▶ _TASK_
Extract all of the entries and set them down verbatim.

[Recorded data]
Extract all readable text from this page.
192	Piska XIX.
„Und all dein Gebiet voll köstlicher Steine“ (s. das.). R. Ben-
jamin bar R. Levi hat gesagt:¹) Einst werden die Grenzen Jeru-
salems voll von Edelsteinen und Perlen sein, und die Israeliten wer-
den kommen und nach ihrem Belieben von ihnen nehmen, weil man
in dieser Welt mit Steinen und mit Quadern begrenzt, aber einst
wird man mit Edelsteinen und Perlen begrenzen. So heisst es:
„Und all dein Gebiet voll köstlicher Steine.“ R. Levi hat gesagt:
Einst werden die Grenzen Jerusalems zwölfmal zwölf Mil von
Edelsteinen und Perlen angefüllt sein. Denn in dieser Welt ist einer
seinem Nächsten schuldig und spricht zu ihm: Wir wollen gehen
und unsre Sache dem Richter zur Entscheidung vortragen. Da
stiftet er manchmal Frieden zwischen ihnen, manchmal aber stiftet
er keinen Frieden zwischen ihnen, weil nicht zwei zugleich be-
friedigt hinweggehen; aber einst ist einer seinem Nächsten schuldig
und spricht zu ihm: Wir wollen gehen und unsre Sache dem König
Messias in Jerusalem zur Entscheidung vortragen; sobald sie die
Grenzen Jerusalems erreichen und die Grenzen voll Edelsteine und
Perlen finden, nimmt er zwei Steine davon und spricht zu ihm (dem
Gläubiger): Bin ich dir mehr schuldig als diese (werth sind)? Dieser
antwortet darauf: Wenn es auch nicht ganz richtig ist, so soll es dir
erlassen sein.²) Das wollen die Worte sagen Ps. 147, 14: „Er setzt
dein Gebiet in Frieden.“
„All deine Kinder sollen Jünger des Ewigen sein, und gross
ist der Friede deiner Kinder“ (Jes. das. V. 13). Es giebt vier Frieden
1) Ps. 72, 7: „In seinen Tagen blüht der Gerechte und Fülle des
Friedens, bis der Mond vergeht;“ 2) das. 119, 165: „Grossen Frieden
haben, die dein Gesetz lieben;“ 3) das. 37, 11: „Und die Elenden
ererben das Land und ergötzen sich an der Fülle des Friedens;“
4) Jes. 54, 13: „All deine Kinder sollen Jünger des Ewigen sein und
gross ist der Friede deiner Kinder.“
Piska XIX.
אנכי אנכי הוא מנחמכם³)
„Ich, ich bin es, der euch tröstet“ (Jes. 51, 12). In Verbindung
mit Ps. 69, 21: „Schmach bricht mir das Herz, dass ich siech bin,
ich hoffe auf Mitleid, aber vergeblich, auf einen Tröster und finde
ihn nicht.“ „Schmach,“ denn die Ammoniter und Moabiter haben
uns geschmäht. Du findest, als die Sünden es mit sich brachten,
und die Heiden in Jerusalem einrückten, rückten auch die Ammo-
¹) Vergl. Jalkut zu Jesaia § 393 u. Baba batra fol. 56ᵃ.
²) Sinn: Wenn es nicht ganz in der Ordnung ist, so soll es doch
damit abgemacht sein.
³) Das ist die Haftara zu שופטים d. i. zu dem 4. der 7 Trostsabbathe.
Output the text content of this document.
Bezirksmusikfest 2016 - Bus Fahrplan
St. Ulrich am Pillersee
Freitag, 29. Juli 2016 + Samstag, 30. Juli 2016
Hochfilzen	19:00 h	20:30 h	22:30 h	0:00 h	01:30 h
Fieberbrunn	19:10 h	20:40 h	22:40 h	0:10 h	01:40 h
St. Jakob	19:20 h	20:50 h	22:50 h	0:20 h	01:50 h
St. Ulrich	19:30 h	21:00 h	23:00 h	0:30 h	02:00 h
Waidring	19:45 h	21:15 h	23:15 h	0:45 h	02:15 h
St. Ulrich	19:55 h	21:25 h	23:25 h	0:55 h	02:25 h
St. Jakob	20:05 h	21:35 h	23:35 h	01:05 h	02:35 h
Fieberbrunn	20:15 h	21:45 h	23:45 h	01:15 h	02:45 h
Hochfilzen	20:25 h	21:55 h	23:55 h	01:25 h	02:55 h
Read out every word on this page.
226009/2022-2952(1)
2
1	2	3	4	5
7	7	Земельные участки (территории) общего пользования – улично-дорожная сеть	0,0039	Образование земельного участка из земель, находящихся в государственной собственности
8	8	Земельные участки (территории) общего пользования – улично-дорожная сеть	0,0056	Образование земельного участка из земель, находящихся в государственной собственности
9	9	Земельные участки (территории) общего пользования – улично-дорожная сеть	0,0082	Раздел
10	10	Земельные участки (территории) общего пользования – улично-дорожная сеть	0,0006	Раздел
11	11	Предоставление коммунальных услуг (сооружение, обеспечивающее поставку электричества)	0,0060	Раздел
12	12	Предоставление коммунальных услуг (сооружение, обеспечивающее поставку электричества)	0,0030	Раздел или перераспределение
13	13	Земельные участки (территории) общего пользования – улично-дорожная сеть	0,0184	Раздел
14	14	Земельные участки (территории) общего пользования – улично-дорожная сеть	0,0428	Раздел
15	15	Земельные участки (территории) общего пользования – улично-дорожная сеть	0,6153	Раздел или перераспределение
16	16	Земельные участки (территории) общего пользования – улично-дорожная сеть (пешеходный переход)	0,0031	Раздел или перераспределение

▶ _WRITTEN ANSWER_
Extract all readable text from this page.
192	Piska XIX.
„Und all dein Gebiet voll köstlicher Steine“ (s. das.). R. Ben-
jamin bar R. Levi hat gesagt:¹) Einst werden die Grenzen Jeru-
salems voll von Edelsteinen und Perlen sein, und die Israeliten wer-
den kommen und nach ihrem Belieben von ihnen nehmen, weil man
in dieser Welt mit Steinen und mit Quadern begrenzt, aber einst
wird man mit Edelsteinen und Perlen begrenzen. So heisst es:
„Und all dein Gebiet voll köstlicher Steine.“ R. Levi hat gesagt:
Einst werden die Grenzen Jerusalems zwölfmal zwölf Mil von
Edelsteinen und Perlen angefüllt sein. Denn in dieser Welt ist einer
seinem Nächsten schuldig und spricht zu ihm: Wir wollen gehen
und unsre Sache dem Richter zur Entscheidung vortragen. Da
stiftet er manchmal Frieden zwischen ihnen, manchmal aber stiftet
er keinen Frieden zwischen ihnen, weil nicht zwei zugleich be-
friedigt hinweggehen; aber einst ist einer seinem Nächsten schuldig
und spricht zu ihm: Wir wollen gehen und unsre Sache dem König
Messias in Jerusalem zur Entscheidung vortragen; sobald sie die
Grenzen Jerusalems erreichen und die Grenzen voll Edelsteine und
Perlen finden, nimmt er zwei Steine davon und spricht zu ihm (dem
Gläubiger): Bin ich dir mehr schuldig als diese (werth sind)? Dieser
antwortet darauf: Wenn es auch nicht ganz richtig ist, so soll es dir
erlassen sein.²) Das wollen die Worte sagen Ps. 147, 14: „Er setzt
dein Gebiet in Frieden.“
„All deine Kinder sollen Jünger des Ewigen sein, und gross
ist der Friede deiner Kinder“ (Jes. das. V. 13). Es giebt vier Frieden
1) Ps. 72, 7: „In seinen Tagen blüht der Gerechte und Fülle des
Friedens, bis der Mond vergeht;“ 2) das. 119, 165: „Grossen Frieden
haben, die dein Gesetz lieben;“ 3) das. 37, 11: „Und die Elenden
ererben das Land und ergötzen sich an der Fülle des Friedens;“
4) Jes. 54, 13: „All deine Kinder sollen Jünger des Ewigen sein und
gross ist der Friede deiner Kinder.“
Piska XIX.
אנכי אנכי הוא מנחמכם³)
„Ich, ich bin es, der euch tröstet“ (Jes. 51, 12). In Verbindung
mit Ps. 69, 21: „Schmach bricht mir das Herz, dass ich siech bin,
ich hoffe auf Mitleid, aber vergeblich, auf einen Tröster und finde
ihn nicht.“ „Schmach,“ denn die Ammoniter und Moabiter haben
uns geschmäht. Du findest, als die Sünden es mit sich brachten,
und die Heiden in Jerusalem einrückten, rückten auch die Ammo-
¹) Vergl. Jalkut zu Jesaia § 393 u. Baba batra fol. 56ᵃ.
²) Sinn: Wenn es nicht ganz in der Ordnung ist, so soll es doch
damit abgemacht sein.
³) Das ist die Haftara zu שופטים d. i. zu dem 4. der 7 Trostsabbathe.
Output the text content of this document.
Bezirksmusikfest 2016 - Bus Fahrplan
St. Ulrich am Pillersee
Freitag, 29. Juli 2016 + Samstag, 30. Juli 2016
Hochfilzen	19:00 h	20:30 h	22:30 h	0:00 h	01:30 h
Fieberbrunn	19:10 h	20:40 h	22:40 h	0:10 h	01:40 h
St. Jakob	19:20 h	20:50 h	22:50 h	0:20 h	01:50 h
St. Ulrich	19:30 h	21:00 h	23:00 h	0:30 h	02:00 h
Waidring	19:45 h	21:15 h	23:15 h	0:45 h	02:15 h
St. Ulrich	19:55 h	21:25 h	23:25 h	0:55 h	02:25 h
St. Jakob	20:05 h	21:35 h	23:35 h	01:05 h	02:35 h
Fieberbrunn	20:15 h	21:45 h	23:45 h	01:15 h	02:45 h
Hochfilzen	20:25 h	21:55 h	23:55 h	01:25 h	02:55 h
Read out every word on this page.
226009/2022-2952(1)
2
1	2	3	4	5
7	7	Земельные участки (территории) общего пользования – улично-дорожная сеть	0,0039	Образование земельного участка из земель, находящихся в государственной собственности
8	8	Земельные участки (территории) общего пользования – улично-дорожная сеть	0,0056	Образование земельного участка из земель, находящихся в государственной собственности
9	9	Земельные участки (территории) общего пользования – улично-дорожная сеть	0,0082	Раздел
10	10	Земельные участки (территории) общего пользования – улично-дорожная сеть	0,0006	Раздел
11	11	Предоставление коммунальных услуг (сооружение, обеспечивающее поставку электричества)	0,0060	Раздел
12	12	Предоставление коммунальных услуг (сооружение, обеспечивающее поставку электричества)	0,0030	Раздел или перераспределение
13	13	Земельные участки (территории) общего пользования – улично-дорожная сеть	0,0184	Раздел
14	14	Земельные участки (территории) общего пользования – улично-дорожная сеть	0,0428	Раздел
15	15	Земельные участки (территории) общего пользования – улично-дорожная сеть	0,6153	Раздел или перераспределение
16	16	Земельные участки (территории) общего пользования – улично-дорожная сеть (пешеходный переход)	0,0031	Раздел или перераспределение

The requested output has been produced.